- **What you will do**
Lines holding the string "title" are the ones to copy; find them all in the data.

- **Source records**

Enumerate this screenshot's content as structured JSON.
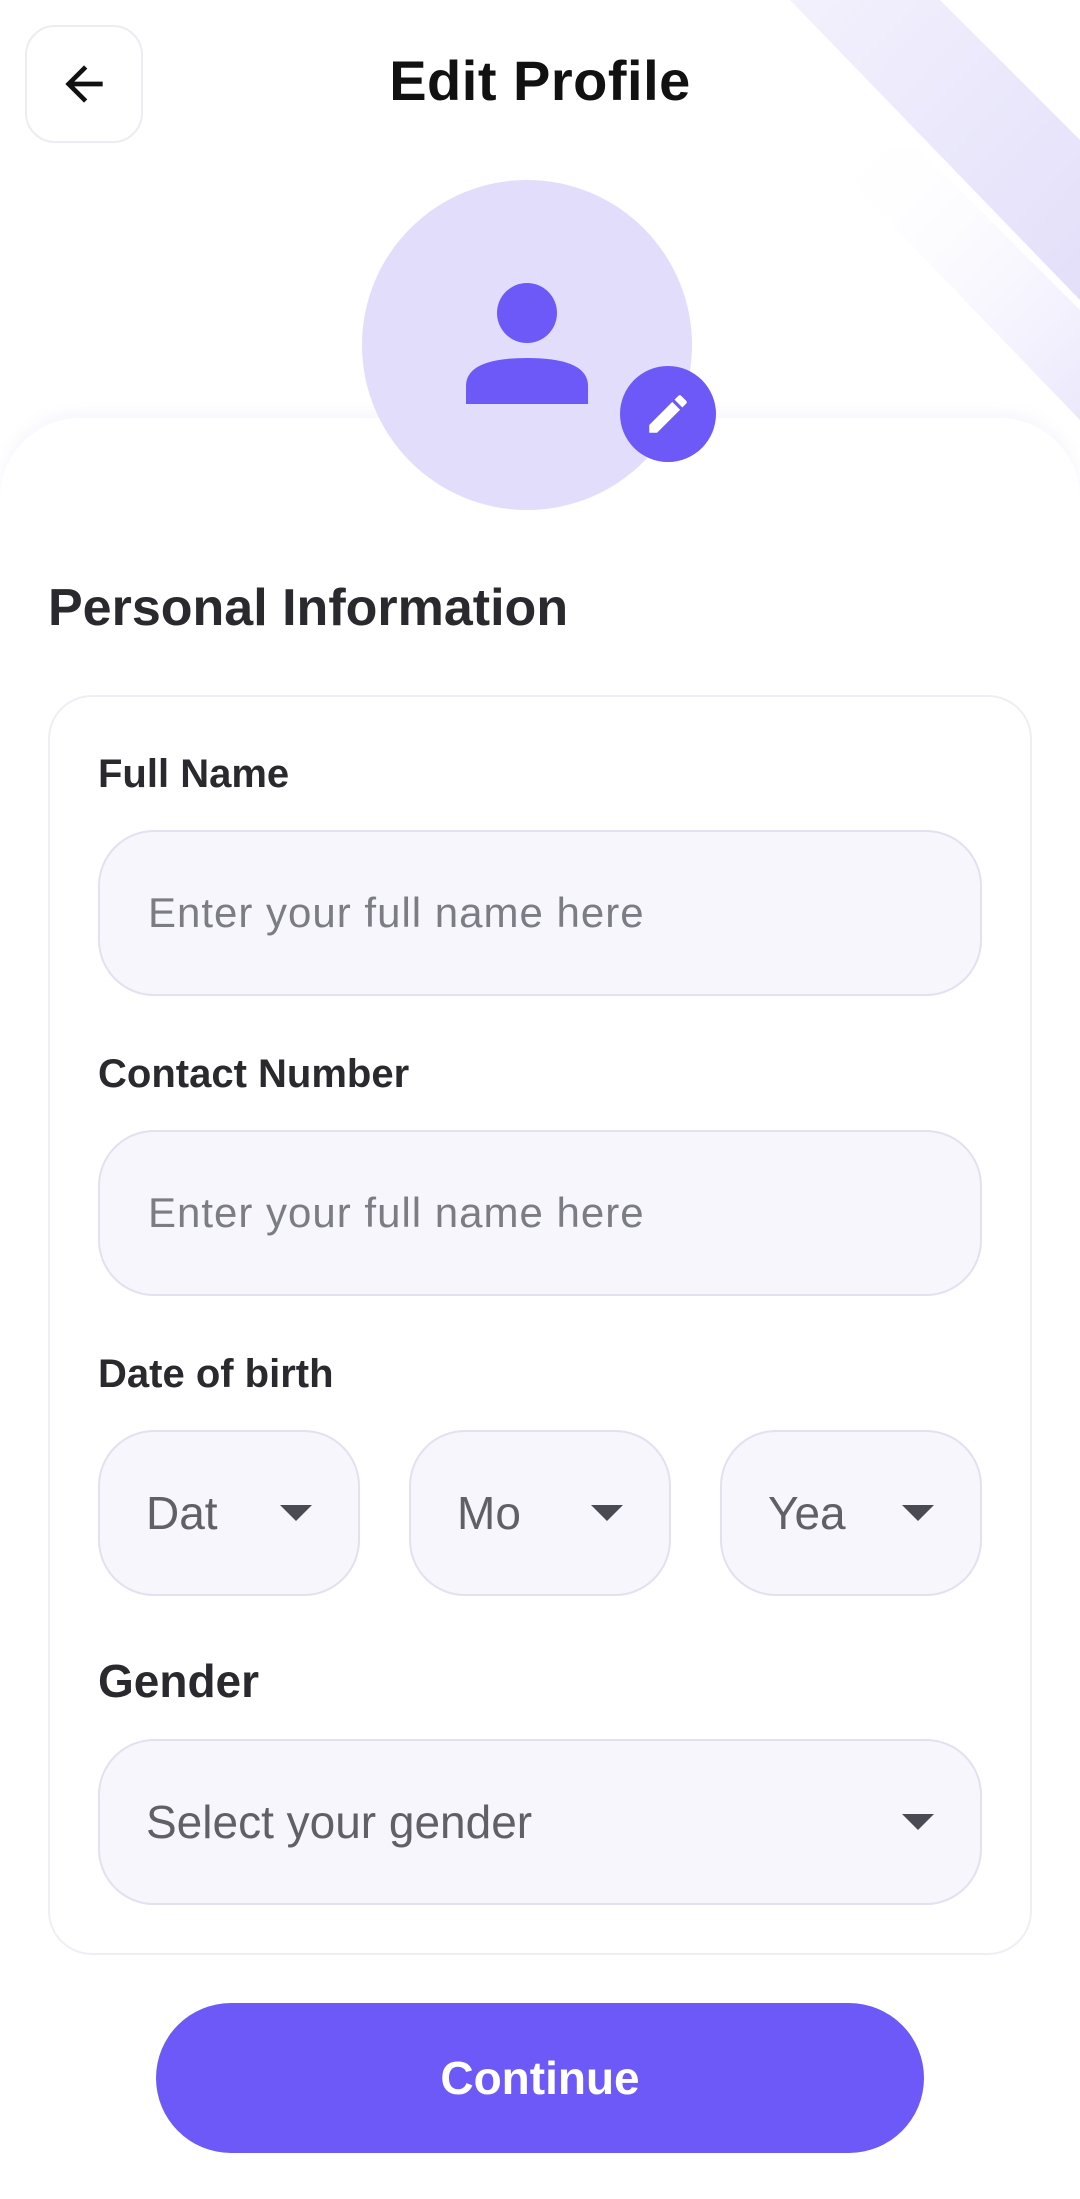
{
  "header": {
    "title": "Edit Profile",
    "back_icon": "arrow-left-icon"
  },
  "avatar": {
    "icon": "person-icon",
    "edit_icon": "pencil-icon"
  },
  "section": {
    "title": "Personal Information"
  },
  "form": {
    "full_name": {
      "label": "Full Name",
      "value": "",
      "placeholder": "Enter your full name here"
    },
    "contact_number": {
      "label": "Contact Number",
      "value": "",
      "placeholder": "Enter your full name here"
    },
    "date_of_birth": {
      "label": "Date of birth",
      "date_placeholder": "Dat",
      "month_placeholder": "Mo",
      "year_placeholder": "Yea"
    },
    "gender": {
      "label": "Gender",
      "placeholder": "Select your gender"
    }
  },
  "actions": {
    "continue_label": "Continue"
  },
  "colors": {
    "accent": "#6c59f8",
    "avatar_bg": "#e1ddfb",
    "input_bg": "#f7f6fc",
    "input_border": "#e3e1ee"
  }
}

- **Response below**
    "title": "Edit Profile",
    "title": "Personal Information"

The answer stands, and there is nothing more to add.